Exercise goal
The records that follow should be retyped word for word.
Begin
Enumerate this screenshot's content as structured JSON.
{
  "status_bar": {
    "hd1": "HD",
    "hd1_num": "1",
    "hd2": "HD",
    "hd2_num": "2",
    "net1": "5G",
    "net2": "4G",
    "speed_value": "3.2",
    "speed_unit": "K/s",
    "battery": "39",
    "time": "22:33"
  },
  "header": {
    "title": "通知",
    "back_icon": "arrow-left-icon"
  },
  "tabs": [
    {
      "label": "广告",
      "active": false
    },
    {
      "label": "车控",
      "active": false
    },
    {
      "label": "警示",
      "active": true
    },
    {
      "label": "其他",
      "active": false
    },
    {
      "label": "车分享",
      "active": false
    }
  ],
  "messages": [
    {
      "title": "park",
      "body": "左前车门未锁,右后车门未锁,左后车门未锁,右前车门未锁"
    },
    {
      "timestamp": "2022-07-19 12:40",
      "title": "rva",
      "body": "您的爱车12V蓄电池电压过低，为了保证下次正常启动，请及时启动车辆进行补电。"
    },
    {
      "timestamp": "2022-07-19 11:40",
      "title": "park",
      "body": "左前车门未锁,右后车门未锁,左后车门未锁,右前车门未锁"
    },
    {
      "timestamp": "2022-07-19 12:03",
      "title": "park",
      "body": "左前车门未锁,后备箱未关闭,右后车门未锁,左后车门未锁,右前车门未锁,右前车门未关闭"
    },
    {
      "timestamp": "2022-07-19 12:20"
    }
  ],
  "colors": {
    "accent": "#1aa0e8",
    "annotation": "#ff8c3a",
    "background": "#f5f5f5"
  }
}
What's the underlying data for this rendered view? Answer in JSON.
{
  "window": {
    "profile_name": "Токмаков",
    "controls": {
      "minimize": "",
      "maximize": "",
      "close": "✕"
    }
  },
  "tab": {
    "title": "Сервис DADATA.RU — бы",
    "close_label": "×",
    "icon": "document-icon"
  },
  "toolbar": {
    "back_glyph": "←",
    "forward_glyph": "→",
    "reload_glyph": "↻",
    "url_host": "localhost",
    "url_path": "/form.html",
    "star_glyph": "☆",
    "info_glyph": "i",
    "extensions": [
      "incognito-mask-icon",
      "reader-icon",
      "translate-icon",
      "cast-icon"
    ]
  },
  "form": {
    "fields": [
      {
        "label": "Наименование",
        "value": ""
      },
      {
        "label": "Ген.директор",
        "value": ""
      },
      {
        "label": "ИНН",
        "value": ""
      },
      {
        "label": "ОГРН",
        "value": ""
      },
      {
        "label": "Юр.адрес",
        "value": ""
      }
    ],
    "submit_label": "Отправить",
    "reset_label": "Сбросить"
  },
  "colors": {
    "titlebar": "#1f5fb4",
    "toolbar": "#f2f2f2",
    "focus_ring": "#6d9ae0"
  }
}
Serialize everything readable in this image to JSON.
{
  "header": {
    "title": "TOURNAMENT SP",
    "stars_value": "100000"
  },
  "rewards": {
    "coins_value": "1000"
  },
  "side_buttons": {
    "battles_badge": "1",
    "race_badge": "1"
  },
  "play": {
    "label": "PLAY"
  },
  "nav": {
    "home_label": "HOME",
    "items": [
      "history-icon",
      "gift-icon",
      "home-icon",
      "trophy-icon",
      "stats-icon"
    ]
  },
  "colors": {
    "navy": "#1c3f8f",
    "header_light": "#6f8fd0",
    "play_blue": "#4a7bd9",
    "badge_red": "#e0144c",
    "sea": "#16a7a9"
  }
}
End
Full solution
Enumerate this screenshot's content as structured JSON.
{
  "status_bar": {
    "hd1": "HD",
    "hd1_num": "1",
    "hd2": "HD",
    "hd2_num": "2",
    "net1": "5G",
    "net2": "4G",
    "speed_value": "3.2",
    "speed_unit": "K/s",
    "battery": "39",
    "time": "22:33"
  },
  "header": {
    "title": "通知",
    "back_icon": "arrow-left-icon"
  },
  "tabs": [
    {
      "label": "广告",
      "active": false
    },
    {
      "label": "车控",
      "active": false
    },
    {
      "label": "警示",
      "active": true
    },
    {
      "label": "其他",
      "active": false
    },
    {
      "label": "车分享",
      "active": false
    }
  ],
  "messages": [
    {
      "title": "park",
      "body": "左前车门未锁,右后车门未锁,左后车门未锁,右前车门未锁"
    },
    {
      "timestamp": "2022-07-19 12:40",
      "title": "rva",
      "body": "您的爱车12V蓄电池电压过低，为了保证下次正常启动，请及时启动车辆进行补电。"
    },
    {
      "timestamp": "2022-07-19 11:40",
      "title": "park",
      "body": "左前车门未锁,右后车门未锁,左后车门未锁,右前车门未锁"
    },
    {
      "timestamp": "2022-07-19 12:03",
      "title": "park",
      "body": "左前车门未锁,后备箱未关闭,右后车门未锁,左后车门未锁,右前车门未锁,右前车门未关闭"
    },
    {
      "timestamp": "2022-07-19 12:20"
    }
  ],
  "colors": {
    "accent": "#1aa0e8",
    "annotation": "#ff8c3a",
    "background": "#f5f5f5"
  }
}
What's the underlying data for this rendered view? Answer in JSON.
{
  "window": {
    "profile_name": "Токмаков",
    "controls": {
      "minimize": "",
      "maximize": "",
      "close": "✕"
    }
  },
  "tab": {
    "title": "Сервис DADATA.RU — бы",
    "close_label": "×",
    "icon": "document-icon"
  },
  "toolbar": {
    "back_glyph": "←",
    "forward_glyph": "→",
    "reload_glyph": "↻",
    "url_host": "localhost",
    "url_path": "/form.html",
    "star_glyph": "☆",
    "info_glyph": "i",
    "extensions": [
      "incognito-mask-icon",
      "reader-icon",
      "translate-icon",
      "cast-icon"
    ]
  },
  "form": {
    "fields": [
      {
        "label": "Наименование",
        "value": ""
      },
      {
        "label": "Ген.директор",
        "value": ""
      },
      {
        "label": "ИНН",
        "value": ""
      },
      {
        "label": "ОГРН",
        "value": ""
      },
      {
        "label": "Юр.адрес",
        "value": ""
      }
    ],
    "submit_label": "Отправить",
    "reset_label": "Сбросить"
  },
  "colors": {
    "titlebar": "#1f5fb4",
    "toolbar": "#f2f2f2",
    "focus_ring": "#6d9ae0"
  }
}
Serialize everything readable in this image to JSON.
{
  "header": {
    "title": "TOURNAMENT SP",
    "stars_value": "100000"
  },
  "rewards": {
    "coins_value": "1000"
  },
  "side_buttons": {
    "battles_badge": "1",
    "race_badge": "1"
  },
  "play": {
    "label": "PLAY"
  },
  "nav": {
    "home_label": "HOME",
    "items": [
      "history-icon",
      "gift-icon",
      "home-icon",
      "trophy-icon",
      "stats-icon"
    ]
  },
  "colors": {
    "navy": "#1c3f8f",
    "header_light": "#6f8fd0",
    "play_blue": "#4a7bd9",
    "badge_red": "#e0144c",
    "sea": "#16a7a9"
  }
}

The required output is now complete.